** START OF SUPPLIED INFORMATION **

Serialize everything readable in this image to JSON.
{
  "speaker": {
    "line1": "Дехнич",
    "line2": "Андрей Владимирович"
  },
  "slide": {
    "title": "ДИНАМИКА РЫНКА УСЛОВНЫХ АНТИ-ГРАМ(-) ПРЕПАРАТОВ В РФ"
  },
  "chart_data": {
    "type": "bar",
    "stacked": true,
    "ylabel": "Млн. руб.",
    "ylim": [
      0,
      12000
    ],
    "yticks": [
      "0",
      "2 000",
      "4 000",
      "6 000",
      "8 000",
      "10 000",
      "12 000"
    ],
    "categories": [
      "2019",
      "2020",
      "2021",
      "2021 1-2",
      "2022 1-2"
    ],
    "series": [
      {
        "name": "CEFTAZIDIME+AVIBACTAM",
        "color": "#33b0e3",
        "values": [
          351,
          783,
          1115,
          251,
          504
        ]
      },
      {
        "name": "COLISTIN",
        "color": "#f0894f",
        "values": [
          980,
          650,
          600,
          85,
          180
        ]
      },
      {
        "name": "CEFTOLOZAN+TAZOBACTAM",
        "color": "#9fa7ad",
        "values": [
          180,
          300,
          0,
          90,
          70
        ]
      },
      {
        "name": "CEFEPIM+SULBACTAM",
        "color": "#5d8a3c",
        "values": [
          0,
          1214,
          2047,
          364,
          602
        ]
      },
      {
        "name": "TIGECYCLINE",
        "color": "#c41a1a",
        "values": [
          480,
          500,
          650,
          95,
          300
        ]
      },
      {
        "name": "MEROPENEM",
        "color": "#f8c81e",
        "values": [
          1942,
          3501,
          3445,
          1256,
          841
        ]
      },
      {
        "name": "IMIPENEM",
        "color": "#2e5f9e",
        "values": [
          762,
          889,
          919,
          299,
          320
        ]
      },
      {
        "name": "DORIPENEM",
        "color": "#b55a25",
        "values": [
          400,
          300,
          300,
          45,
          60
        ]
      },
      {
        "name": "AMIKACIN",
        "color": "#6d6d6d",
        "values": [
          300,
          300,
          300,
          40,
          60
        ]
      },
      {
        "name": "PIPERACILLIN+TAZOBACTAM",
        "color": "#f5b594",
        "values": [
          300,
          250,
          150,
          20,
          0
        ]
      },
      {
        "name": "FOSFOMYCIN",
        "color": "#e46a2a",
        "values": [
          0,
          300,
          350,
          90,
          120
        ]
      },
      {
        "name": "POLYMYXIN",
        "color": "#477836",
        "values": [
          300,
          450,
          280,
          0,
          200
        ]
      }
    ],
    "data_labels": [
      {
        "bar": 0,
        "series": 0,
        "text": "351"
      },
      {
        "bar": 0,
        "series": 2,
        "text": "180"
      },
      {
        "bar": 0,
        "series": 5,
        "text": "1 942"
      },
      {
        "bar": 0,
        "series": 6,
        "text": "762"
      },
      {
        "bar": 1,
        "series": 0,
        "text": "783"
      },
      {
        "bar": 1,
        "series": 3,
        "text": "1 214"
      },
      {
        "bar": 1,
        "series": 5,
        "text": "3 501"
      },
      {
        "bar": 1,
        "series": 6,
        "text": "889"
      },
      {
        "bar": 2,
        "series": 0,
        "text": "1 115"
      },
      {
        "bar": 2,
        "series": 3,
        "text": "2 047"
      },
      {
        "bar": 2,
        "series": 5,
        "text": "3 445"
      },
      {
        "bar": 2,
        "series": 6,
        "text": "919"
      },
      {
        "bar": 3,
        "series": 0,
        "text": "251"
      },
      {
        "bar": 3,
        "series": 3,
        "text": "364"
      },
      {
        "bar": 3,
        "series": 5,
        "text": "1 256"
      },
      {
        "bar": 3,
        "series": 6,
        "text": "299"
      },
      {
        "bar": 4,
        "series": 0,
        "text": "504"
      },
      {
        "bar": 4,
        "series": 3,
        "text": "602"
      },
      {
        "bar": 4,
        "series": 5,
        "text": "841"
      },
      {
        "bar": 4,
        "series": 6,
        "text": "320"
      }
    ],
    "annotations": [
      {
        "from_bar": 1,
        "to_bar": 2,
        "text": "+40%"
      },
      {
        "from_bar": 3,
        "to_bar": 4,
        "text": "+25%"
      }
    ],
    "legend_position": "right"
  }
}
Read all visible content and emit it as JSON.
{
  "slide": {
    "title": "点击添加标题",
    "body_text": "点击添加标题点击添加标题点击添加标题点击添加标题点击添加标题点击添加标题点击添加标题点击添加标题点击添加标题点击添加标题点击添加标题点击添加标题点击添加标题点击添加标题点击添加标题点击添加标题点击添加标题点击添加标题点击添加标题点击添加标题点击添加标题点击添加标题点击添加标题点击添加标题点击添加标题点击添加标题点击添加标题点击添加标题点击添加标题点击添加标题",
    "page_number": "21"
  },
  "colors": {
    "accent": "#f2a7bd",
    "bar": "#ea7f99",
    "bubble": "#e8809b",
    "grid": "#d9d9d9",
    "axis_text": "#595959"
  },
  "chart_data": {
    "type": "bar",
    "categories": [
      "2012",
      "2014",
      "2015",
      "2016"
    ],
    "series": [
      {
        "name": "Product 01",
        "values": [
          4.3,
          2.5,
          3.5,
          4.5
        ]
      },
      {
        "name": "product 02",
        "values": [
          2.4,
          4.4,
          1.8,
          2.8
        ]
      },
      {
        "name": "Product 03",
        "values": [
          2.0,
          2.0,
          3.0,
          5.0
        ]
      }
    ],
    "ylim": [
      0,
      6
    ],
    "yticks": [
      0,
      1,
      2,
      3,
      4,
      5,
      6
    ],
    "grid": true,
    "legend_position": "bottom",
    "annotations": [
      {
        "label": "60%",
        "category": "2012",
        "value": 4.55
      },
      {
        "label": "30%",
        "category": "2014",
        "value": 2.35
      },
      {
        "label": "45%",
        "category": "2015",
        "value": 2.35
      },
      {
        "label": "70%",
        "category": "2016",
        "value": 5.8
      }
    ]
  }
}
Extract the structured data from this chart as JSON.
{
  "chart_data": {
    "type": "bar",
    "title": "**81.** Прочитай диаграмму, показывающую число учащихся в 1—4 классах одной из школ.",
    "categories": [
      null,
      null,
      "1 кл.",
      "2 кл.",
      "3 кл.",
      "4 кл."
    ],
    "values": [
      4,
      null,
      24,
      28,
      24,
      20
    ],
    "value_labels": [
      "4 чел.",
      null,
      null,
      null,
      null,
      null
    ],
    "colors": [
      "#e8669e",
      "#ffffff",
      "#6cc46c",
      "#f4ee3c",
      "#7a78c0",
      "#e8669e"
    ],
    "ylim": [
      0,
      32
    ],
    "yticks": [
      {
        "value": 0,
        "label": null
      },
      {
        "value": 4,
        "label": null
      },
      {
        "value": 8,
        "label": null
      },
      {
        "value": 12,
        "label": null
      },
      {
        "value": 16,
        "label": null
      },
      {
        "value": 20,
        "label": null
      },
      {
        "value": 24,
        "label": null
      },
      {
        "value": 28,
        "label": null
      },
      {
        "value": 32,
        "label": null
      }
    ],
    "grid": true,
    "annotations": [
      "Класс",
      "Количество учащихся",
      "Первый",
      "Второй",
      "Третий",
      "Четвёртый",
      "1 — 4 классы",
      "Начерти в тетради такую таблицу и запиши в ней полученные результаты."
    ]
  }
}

** END OF SUPPLIED INFORMATION **

◆ DIRECTIONS
Produce an exact copy of every entry above.

◆ SOLUTION BELOW
Serialize everything readable in this image to JSON.
{
  "speaker": {
    "line1": "Дехнич",
    "line2": "Андрей Владимирович"
  },
  "slide": {
    "title": "ДИНАМИКА РЫНКА УСЛОВНЫХ АНТИ-ГРАМ(-) ПРЕПАРАТОВ В РФ"
  },
  "chart_data": {
    "type": "bar",
    "stacked": true,
    "ylabel": "Млн. руб.",
    "ylim": [
      0,
      12000
    ],
    "yticks": [
      "0",
      "2 000",
      "4 000",
      "6 000",
      "8 000",
      "10 000",
      "12 000"
    ],
    "categories": [
      "2019",
      "2020",
      "2021",
      "2021 1-2",
      "2022 1-2"
    ],
    "series": [
      {
        "name": "CEFTAZIDIME+AVIBACTAM",
        "color": "#33b0e3",
        "values": [
          351,
          783,
          1115,
          251,
          504
        ]
      },
      {
        "name": "COLISTIN",
        "color": "#f0894f",
        "values": [
          980,
          650,
          600,
          85,
          180
        ]
      },
      {
        "name": "CEFTOLOZAN+TAZOBACTAM",
        "color": "#9fa7ad",
        "values": [
          180,
          300,
          0,
          90,
          70
        ]
      },
      {
        "name": "CEFEPIM+SULBACTAM",
        "color": "#5d8a3c",
        "values": [
          0,
          1214,
          2047,
          364,
          602
        ]
      },
      {
        "name": "TIGECYCLINE",
        "color": "#c41a1a",
        "values": [
          480,
          500,
          650,
          95,
          300
        ]
      },
      {
        "name": "MEROPENEM",
        "color": "#f8c81e",
        "values": [
          1942,
          3501,
          3445,
          1256,
          841
        ]
      },
      {
        "name": "IMIPENEM",
        "color": "#2e5f9e",
        "values": [
          762,
          889,
          919,
          299,
          320
        ]
      },
      {
        "name": "DORIPENEM",
        "color": "#b55a25",
        "values": [
          400,
          300,
          300,
          45,
          60
        ]
      },
      {
        "name": "AMIKACIN",
        "color": "#6d6d6d",
        "values": [
          300,
          300,
          300,
          40,
          60
        ]
      },
      {
        "name": "PIPERACILLIN+TAZOBACTAM",
        "color": "#f5b594",
        "values": [
          300,
          250,
          150,
          20,
          0
        ]
      },
      {
        "name": "FOSFOMYCIN",
        "color": "#e46a2a",
        "values": [
          0,
          300,
          350,
          90,
          120
        ]
      },
      {
        "name": "POLYMYXIN",
        "color": "#477836",
        "values": [
          300,
          450,
          280,
          0,
          200
        ]
      }
    ],
    "data_labels": [
      {
        "bar": 0,
        "series": 0,
        "text": "351"
      },
      {
        "bar": 0,
        "series": 2,
        "text": "180"
      },
      {
        "bar": 0,
        "series": 5,
        "text": "1 942"
      },
      {
        "bar": 0,
        "series": 6,
        "text": "762"
      },
      {
        "bar": 1,
        "series": 0,
        "text": "783"
      },
      {
        "bar": 1,
        "series": 3,
        "text": "1 214"
      },
      {
        "bar": 1,
        "series": 5,
        "text": "3 501"
      },
      {
        "bar": 1,
        "series": 6,
        "text": "889"
      },
      {
        "bar": 2,
        "series": 0,
        "text": "1 115"
      },
      {
        "bar": 2,
        "series": 3,
        "text": "2 047"
      },
      {
        "bar": 2,
        "series": 5,
        "text": "3 445"
      },
      {
        "bar": 2,
        "series": 6,
        "text": "919"
      },
      {
        "bar": 3,
        "series": 0,
        "text": "251"
      },
      {
        "bar": 3,
        "series": 3,
        "text": "364"
      },
      {
        "bar": 3,
        "series": 5,
        "text": "1 256"
      },
      {
        "bar": 3,
        "series": 6,
        "text": "299"
      },
      {
        "bar": 4,
        "series": 0,
        "text": "504"
      },
      {
        "bar": 4,
        "series": 3,
        "text": "602"
      },
      {
        "bar": 4,
        "series": 5,
        "text": "841"
      },
      {
        "bar": 4,
        "series": 6,
        "text": "320"
      }
    ],
    "annotations": [
      {
        "from_bar": 1,
        "to_bar": 2,
        "text": "+40%"
      },
      {
        "from_bar": 3,
        "to_bar": 4,
        "text": "+25%"
      }
    ],
    "legend_position": "right"
  }
}
Read all visible content and emit it as JSON.
{
  "slide": {
    "title": "点击添加标题",
    "body_text": "点击添加标题点击添加标题点击添加标题点击添加标题点击添加标题点击添加标题点击添加标题点击添加标题点击添加标题点击添加标题点击添加标题点击添加标题点击添加标题点击添加标题点击添加标题点击添加标题点击添加标题点击添加标题点击添加标题点击添加标题点击添加标题点击添加标题点击添加标题点击添加标题点击添加标题点击添加标题点击添加标题点击添加标题点击添加标题点击添加标题",
    "page_number": "21"
  },
  "colors": {
    "accent": "#f2a7bd",
    "bar": "#ea7f99",
    "bubble": "#e8809b",
    "grid": "#d9d9d9",
    "axis_text": "#595959"
  },
  "chart_data": {
    "type": "bar",
    "categories": [
      "2012",
      "2014",
      "2015",
      "2016"
    ],
    "series": [
      {
        "name": "Product 01",
        "values": [
          4.3,
          2.5,
          3.5,
          4.5
        ]
      },
      {
        "name": "product 02",
        "values": [
          2.4,
          4.4,
          1.8,
          2.8
        ]
      },
      {
        "name": "Product 03",
        "values": [
          2.0,
          2.0,
          3.0,
          5.0
        ]
      }
    ],
    "ylim": [
      0,
      6
    ],
    "yticks": [
      0,
      1,
      2,
      3,
      4,
      5,
      6
    ],
    "grid": true,
    "legend_position": "bottom",
    "annotations": [
      {
        "label": "60%",
        "category": "2012",
        "value": 4.55
      },
      {
        "label": "30%",
        "category": "2014",
        "value": 2.35
      },
      {
        "label": "45%",
        "category": "2015",
        "value": 2.35
      },
      {
        "label": "70%",
        "category": "2016",
        "value": 5.8
      }
    ]
  }
}
Extract the structured data from this chart as JSON.
{
  "chart_data": {
    "type": "bar",
    "title": "**81.** Прочитай диаграмму, показывающую число учащихся в 1—4 классах одной из школ.",
    "categories": [
      null,
      null,
      "1 кл.",
      "2 кл.",
      "3 кл.",
      "4 кл."
    ],
    "values": [
      4,
      null,
      24,
      28,
      24,
      20
    ],
    "value_labels": [
      "4 чел.",
      null,
      null,
      null,
      null,
      null
    ],
    "colors": [
      "#e8669e",
      "#ffffff",
      "#6cc46c",
      "#f4ee3c",
      "#7a78c0",
      "#e8669e"
    ],
    "ylim": [
      0,
      32
    ],
    "yticks": [
      {
        "value": 0,
        "label": null
      },
      {
        "value": 4,
        "label": null
      },
      {
        "value": 8,
        "label": null
      },
      {
        "value": 12,
        "label": null
      },
      {
        "value": 16,
        "label": null
      },
      {
        "value": 20,
        "label": null
      },
      {
        "value": 24,
        "label": null
      },
      {
        "value": 28,
        "label": null
      },
      {
        "value": 32,
        "label": null
      }
    ],
    "grid": true,
    "annotations": [
      "Класс",
      "Количество учащихся",
      "Первый",
      "Второй",
      "Третий",
      "Четвёртый",
      "1 — 4 классы",
      "Начерти в тетради такую таблицу и запиши в ней полученные результаты."
    ]
  }
}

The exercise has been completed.